■ **Task directions**
Beneath this sentence is a set of records; write each of them out exactly.

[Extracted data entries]
((

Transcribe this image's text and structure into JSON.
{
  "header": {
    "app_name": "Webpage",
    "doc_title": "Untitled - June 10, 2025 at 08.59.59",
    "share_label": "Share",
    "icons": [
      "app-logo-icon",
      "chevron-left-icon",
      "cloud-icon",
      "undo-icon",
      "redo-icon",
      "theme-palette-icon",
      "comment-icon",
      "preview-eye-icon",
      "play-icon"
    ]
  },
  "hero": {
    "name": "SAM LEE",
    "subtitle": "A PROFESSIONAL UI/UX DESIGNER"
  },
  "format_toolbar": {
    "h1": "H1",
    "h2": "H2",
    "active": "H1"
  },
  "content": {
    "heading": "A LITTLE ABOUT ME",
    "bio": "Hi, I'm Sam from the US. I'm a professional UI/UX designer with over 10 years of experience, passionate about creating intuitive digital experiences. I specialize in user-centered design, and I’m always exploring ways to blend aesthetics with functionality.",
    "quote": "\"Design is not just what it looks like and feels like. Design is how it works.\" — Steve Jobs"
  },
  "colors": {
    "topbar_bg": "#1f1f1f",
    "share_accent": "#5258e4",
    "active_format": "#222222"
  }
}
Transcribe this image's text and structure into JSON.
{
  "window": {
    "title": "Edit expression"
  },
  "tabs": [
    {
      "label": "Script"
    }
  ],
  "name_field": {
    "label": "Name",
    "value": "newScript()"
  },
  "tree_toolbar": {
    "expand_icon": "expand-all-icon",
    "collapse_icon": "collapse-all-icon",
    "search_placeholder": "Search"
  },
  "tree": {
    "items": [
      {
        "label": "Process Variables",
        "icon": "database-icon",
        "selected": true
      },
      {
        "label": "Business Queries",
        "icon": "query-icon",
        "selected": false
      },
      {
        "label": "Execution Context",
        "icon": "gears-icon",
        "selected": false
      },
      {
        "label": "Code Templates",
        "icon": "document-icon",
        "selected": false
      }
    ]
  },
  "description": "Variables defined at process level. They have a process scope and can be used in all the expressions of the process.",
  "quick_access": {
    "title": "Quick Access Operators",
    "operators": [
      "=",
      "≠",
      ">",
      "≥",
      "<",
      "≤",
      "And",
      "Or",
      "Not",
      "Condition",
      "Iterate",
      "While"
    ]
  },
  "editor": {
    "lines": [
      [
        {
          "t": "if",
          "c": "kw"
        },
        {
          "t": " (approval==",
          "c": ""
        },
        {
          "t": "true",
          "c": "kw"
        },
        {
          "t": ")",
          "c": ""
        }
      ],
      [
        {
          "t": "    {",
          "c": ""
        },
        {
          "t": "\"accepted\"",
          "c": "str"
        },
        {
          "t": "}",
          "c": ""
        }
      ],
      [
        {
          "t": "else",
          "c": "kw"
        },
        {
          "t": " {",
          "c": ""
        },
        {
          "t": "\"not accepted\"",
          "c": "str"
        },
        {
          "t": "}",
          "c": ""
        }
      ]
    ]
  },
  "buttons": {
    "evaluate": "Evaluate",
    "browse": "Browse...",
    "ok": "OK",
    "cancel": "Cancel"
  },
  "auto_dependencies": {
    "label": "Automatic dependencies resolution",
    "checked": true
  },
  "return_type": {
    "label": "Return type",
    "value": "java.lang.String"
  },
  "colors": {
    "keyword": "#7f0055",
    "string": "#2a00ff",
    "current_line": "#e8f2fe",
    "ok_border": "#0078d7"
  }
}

))

■ **Solution for this task**
Transcribe this image's text and structure into JSON.
{
  "header": {
    "app_name": "Webpage",
    "doc_title": "Untitled - June 10, 2025 at 08.59.59",
    "share_label": "Share",
    "icons": [
      "app-logo-icon",
      "chevron-left-icon",
      "cloud-icon",
      "undo-icon",
      "redo-icon",
      "theme-palette-icon",
      "comment-icon",
      "preview-eye-icon",
      "play-icon"
    ]
  },
  "hero": {
    "name": "SAM LEE",
    "subtitle": "A PROFESSIONAL UI/UX DESIGNER"
  },
  "format_toolbar": {
    "h1": "H1",
    "h2": "H2",
    "active": "H1"
  },
  "content": {
    "heading": "A LITTLE ABOUT ME",
    "bio": "Hi, I'm Sam from the US. I'm a professional UI/UX designer with over 10 years of experience, passionate about creating intuitive digital experiences. I specialize in user-centered design, and I’m always exploring ways to blend aesthetics with functionality.",
    "quote": "\"Design is not just what it looks like and feels like. Design is how it works.\" — Steve Jobs"
  },
  "colors": {
    "topbar_bg": "#1f1f1f",
    "share_accent": "#5258e4",
    "active_format": "#222222"
  }
}
Transcribe this image's text and structure into JSON.
{
  "window": {
    "title": "Edit expression"
  },
  "tabs": [
    {
      "label": "Script"
    }
  ],
  "name_field": {
    "label": "Name",
    "value": "newScript()"
  },
  "tree_toolbar": {
    "expand_icon": "expand-all-icon",
    "collapse_icon": "collapse-all-icon",
    "search_placeholder": "Search"
  },
  "tree": {
    "items": [
      {
        "label": "Process Variables",
        "icon": "database-icon",
        "selected": true
      },
      {
        "label": "Business Queries",
        "icon": "query-icon",
        "selected": false
      },
      {
        "label": "Execution Context",
        "icon": "gears-icon",
        "selected": false
      },
      {
        "label": "Code Templates",
        "icon": "document-icon",
        "selected": false
      }
    ]
  },
  "description": "Variables defined at process level. They have a process scope and can be used in all the expressions of the process.",
  "quick_access": {
    "title": "Quick Access Operators",
    "operators": [
      "=",
      "≠",
      ">",
      "≥",
      "<",
      "≤",
      "And",
      "Or",
      "Not",
      "Condition",
      "Iterate",
      "While"
    ]
  },
  "editor": {
    "lines": [
      [
        {
          "t": "if",
          "c": "kw"
        },
        {
          "t": " (approval==",
          "c": ""
        },
        {
          "t": "true",
          "c": "kw"
        },
        {
          "t": ")",
          "c": ""
        }
      ],
      [
        {
          "t": "    {",
          "c": ""
        },
        {
          "t": "\"accepted\"",
          "c": "str"
        },
        {
          "t": "}",
          "c": ""
        }
      ],
      [
        {
          "t": "else",
          "c": "kw"
        },
        {
          "t": " {",
          "c": ""
        },
        {
          "t": "\"not accepted\"",
          "c": "str"
        },
        {
          "t": "}",
          "c": ""
        }
      ]
    ]
  },
  "buttons": {
    "evaluate": "Evaluate",
    "browse": "Browse...",
    "ok": "OK",
    "cancel": "Cancel"
  },
  "auto_dependencies": {
    "label": "Automatic dependencies resolution",
    "checked": true
  },
  "return_type": {
    "label": "Return type",
    "value": "java.lang.String"
  },
  "colors": {
    "keyword": "#7f0055",
    "string": "#2a00ff",
    "current_line": "#e8f2fe",
    "ok_border": "#0078d7"
  }
}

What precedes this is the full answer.